Work to be completed: Output each entry that follows exactly. Images stay out.

========

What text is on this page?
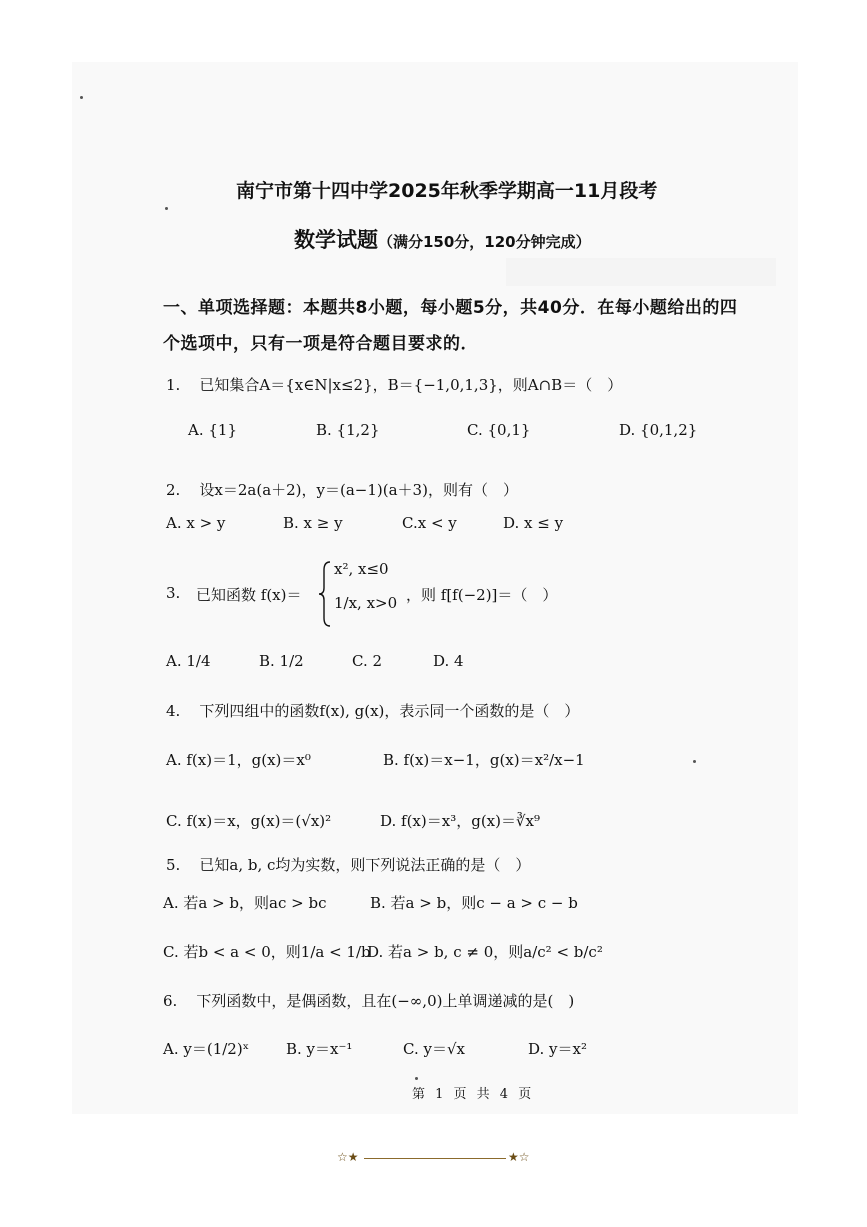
南宁市第十四中学2025年秋季学期高一11月段考
数学试题（满分150分，120分钟完成）
一、单项选择题：本题共8小题，每小题5分，共40分．在每小题给出的四
个选项中，只有一项是符合题目要求的．
1. 已知集合A＝{x∈N|x≤2}，B＝{−1,0,1,3}，则A∩B＝（　）
A. {1}	B. {1,2}	C. {0,1}	D. {0,1,2}
2. 设x＝2a(a＋2)，y＝(a−1)(a＋3)，则有（　）
A. x > y	B. x ≥ y	C.x < y	D. x ≤ y
3. 已知函数 f(x)＝
x², x≤0
1/x, x>0 ，则 f[f(−2)]＝（　）
A. 1/4	B. 1/2	C. 2	D. 4
4. 下列四组中的函数f(x), g(x)，表示同一个函数的是（　）
A. f(x)＝1，g(x)＝x⁰	B. f(x)＝x−1，g(x)＝x²/x−1
C. f(x)＝x，g(x)＝(√x)²	D. f(x)＝x³，g(x)＝∛x⁹
5. 已知a, b, c均为实数，则下列说法正确的是（　）
A. 若a > b，则ac > bc	B. 若a > b，则c − a > c − b
C. 若b < a < 0，则1/a < 1/b
D. 若a > b, c ≠ 0，则a/c² < b/c²
6. 下列函数中，是偶函数，且在(−∞,0)上单调递减的是(　)
A. y＝(1/2)ˣ B. y＝x⁻¹	C. y＝√x	D. y＝x²
第 1 页 共 4 页
☆★	★☆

========

Result for this exercise:
What text is on this page?
南宁市第十四中学2025年秋季学期高一11月段考
数学试题（满分150分，120分钟完成）
一、单项选择题：本题共8小题，每小题5分，共40分．在每小题给出的四
个选项中，只有一项是符合题目要求的．
1. 已知集合A＝{x∈N|x≤2}，B＝{−1,0,1,3}，则A∩B＝（　）
A. {1}	B. {1,2}	C. {0,1}	D. {0,1,2}
2. 设x＝2a(a＋2)，y＝(a−1)(a＋3)，则有（　）
A. x > y	B. x ≥ y	C.x < y	D. x ≤ y
3. 已知函数 f(x)＝
x², x≤0
1/x, x>0 ，则 f[f(−2)]＝（　）
A. 1/4	B. 1/2	C. 2	D. 4
4. 下列四组中的函数f(x), g(x)，表示同一个函数的是（　）
A. f(x)＝1，g(x)＝x⁰	B. f(x)＝x−1，g(x)＝x²/x−1
C. f(x)＝x，g(x)＝(√x)²	D. f(x)＝x³，g(x)＝∛x⁹
5. 已知a, b, c均为实数，则下列说法正确的是（　）
A. 若a > b，则ac > bc	B. 若a > b，则c − a > c − b
C. 若b < a < 0，则1/a < 1/b
D. 若a > b, c ≠ 0，则a/c² < b/c²
6. 下列函数中，是偶函数，且在(−∞,0)上单调递减的是(　)
A. y＝(1/2)ˣ B. y＝x⁻¹	C. y＝√x	D. y＝x²
第 1 页 共 4 页
☆★	★☆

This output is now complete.